### TASK
Identify every line in the records below that contains the string "elements", and copy each one. Case counts.

A block of data:
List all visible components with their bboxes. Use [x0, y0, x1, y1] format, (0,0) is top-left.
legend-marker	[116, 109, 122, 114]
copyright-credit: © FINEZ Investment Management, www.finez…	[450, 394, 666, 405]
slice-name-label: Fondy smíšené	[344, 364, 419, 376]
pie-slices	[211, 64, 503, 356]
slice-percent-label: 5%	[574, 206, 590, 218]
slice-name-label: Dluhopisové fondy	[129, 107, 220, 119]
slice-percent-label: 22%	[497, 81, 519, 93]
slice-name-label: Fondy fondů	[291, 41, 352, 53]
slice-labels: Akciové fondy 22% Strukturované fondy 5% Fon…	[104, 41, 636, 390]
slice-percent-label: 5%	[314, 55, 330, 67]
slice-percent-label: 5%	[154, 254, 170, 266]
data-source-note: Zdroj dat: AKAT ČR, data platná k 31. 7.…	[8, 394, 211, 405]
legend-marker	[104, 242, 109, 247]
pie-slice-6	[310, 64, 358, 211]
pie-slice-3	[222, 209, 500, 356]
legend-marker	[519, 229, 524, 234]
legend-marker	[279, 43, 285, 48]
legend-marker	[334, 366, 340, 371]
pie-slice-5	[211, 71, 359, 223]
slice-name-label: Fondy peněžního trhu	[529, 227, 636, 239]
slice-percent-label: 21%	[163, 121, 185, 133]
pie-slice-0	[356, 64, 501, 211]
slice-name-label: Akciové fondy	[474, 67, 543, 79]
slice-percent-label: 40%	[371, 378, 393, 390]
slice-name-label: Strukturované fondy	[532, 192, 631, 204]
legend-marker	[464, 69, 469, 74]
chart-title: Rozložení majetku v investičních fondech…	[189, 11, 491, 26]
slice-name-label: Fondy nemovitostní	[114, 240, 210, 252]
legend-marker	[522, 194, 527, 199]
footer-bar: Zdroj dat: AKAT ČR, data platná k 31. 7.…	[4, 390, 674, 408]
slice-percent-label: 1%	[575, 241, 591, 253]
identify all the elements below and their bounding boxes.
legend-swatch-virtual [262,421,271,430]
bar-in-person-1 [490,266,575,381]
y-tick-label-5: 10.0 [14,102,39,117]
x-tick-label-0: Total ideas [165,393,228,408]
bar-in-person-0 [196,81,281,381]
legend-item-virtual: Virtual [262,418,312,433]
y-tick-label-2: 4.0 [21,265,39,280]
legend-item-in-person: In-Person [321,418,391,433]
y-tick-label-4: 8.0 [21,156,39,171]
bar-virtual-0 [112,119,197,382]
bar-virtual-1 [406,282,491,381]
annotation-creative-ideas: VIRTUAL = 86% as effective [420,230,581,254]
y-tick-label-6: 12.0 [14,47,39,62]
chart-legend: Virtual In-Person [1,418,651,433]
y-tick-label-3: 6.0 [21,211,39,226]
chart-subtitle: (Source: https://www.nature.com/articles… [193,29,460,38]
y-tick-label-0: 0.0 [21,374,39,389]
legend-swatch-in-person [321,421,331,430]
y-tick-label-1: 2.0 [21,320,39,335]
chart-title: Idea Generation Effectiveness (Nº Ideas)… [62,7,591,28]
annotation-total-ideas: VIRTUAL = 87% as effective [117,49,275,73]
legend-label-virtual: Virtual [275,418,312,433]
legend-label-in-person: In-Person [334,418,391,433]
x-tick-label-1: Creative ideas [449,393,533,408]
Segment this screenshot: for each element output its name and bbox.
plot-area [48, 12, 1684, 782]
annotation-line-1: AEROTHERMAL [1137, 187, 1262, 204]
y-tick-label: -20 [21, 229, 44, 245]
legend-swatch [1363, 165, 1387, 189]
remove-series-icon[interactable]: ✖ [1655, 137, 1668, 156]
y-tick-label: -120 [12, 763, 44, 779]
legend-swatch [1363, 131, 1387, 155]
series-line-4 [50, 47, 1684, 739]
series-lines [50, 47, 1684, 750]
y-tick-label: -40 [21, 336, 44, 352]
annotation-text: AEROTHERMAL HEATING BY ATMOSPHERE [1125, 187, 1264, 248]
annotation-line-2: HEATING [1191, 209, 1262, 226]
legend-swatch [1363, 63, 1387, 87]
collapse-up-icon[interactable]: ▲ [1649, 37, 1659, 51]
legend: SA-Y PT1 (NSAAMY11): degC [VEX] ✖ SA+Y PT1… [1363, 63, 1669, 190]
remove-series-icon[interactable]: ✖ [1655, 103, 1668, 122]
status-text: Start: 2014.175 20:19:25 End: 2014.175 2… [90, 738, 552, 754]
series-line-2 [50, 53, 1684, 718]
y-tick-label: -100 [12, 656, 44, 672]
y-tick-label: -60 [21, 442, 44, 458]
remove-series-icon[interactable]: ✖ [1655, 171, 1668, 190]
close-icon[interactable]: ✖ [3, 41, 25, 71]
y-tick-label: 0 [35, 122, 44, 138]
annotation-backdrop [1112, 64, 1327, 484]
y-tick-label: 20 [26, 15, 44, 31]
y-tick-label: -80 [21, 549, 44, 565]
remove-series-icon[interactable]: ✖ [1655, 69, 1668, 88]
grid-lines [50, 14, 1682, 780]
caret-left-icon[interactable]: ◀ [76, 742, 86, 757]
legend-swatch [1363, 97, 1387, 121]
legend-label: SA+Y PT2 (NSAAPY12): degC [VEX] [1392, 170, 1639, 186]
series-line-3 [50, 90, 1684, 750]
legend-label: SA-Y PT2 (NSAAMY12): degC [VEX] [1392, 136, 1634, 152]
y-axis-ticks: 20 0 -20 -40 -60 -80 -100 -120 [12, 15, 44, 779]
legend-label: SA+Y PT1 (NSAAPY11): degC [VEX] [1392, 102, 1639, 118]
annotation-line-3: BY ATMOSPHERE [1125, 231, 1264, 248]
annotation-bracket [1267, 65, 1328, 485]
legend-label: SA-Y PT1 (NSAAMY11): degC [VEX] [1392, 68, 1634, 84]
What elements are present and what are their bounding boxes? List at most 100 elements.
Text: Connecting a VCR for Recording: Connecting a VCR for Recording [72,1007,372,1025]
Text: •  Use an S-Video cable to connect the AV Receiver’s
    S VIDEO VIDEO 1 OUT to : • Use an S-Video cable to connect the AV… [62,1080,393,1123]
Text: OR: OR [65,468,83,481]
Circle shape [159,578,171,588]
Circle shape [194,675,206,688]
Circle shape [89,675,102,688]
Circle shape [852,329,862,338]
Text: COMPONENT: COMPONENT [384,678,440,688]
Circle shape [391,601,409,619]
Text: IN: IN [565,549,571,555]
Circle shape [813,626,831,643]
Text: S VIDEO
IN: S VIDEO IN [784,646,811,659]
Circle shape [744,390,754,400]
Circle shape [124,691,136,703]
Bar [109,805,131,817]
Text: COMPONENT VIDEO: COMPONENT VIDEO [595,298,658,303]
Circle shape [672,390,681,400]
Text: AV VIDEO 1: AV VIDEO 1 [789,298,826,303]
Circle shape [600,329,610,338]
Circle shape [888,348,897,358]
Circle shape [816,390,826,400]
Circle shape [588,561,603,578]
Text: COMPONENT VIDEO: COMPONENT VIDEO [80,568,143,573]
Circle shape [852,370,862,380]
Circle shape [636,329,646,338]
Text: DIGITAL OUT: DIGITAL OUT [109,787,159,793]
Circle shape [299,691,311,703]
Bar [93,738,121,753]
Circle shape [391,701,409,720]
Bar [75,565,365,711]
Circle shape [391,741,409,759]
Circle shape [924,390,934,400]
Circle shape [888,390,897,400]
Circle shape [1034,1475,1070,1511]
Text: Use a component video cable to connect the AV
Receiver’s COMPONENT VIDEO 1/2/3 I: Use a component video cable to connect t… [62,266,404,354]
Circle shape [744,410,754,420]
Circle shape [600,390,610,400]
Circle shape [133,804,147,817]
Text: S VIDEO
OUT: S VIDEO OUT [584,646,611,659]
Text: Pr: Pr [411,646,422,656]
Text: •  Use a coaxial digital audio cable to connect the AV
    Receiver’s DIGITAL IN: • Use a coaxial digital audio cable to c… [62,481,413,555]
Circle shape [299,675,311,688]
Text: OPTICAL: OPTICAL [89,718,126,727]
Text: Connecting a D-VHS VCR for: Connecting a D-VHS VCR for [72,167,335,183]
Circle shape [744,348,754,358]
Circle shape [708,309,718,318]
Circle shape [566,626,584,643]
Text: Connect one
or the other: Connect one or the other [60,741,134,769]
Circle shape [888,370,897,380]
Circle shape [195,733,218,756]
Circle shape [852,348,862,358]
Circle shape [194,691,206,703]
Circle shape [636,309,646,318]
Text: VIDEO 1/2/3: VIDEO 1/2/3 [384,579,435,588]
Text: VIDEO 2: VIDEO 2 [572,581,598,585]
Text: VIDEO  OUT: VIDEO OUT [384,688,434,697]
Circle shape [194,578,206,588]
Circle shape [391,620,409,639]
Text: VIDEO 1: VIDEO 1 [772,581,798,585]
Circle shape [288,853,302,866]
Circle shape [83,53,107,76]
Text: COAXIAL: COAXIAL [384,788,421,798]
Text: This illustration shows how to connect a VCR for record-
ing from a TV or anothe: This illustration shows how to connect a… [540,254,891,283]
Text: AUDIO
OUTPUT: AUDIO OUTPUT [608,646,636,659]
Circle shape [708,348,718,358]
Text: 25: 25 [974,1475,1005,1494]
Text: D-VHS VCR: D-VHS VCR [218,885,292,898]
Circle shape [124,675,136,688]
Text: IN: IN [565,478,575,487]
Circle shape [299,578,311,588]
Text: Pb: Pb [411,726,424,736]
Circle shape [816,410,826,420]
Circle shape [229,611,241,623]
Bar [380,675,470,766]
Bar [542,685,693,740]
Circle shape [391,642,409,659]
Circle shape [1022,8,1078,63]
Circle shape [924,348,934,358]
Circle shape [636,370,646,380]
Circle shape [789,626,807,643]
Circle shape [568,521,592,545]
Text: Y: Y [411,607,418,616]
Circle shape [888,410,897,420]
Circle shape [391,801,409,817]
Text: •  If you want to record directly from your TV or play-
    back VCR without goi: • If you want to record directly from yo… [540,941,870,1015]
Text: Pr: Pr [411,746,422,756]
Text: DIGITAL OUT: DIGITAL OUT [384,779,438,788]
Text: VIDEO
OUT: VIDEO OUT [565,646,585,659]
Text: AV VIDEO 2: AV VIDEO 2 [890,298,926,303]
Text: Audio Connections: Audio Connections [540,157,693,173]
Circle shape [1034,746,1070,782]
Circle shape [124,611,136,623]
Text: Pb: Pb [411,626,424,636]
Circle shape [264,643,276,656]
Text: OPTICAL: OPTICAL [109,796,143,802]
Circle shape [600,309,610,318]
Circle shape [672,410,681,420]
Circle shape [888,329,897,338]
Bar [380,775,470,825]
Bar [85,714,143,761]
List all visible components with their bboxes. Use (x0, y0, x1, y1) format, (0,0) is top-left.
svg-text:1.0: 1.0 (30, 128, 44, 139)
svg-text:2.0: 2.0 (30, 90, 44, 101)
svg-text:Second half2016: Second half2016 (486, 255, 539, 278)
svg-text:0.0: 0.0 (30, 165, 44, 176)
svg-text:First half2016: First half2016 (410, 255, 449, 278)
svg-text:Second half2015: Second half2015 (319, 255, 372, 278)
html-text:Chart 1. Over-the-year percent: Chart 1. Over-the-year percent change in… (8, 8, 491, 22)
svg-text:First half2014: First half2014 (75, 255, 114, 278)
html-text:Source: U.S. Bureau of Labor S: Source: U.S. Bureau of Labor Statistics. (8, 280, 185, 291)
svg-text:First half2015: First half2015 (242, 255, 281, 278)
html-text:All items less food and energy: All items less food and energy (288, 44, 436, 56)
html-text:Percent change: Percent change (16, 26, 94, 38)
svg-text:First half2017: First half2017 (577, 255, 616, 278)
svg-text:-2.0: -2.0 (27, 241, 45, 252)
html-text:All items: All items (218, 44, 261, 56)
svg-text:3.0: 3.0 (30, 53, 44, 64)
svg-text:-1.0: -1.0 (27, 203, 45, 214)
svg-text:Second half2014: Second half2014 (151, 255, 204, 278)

### ANSWER TO THE PROBLEM
identify all the elements below and their bounding boxes.
What elements are present and what are their bounding boxes? List at most 100 elements.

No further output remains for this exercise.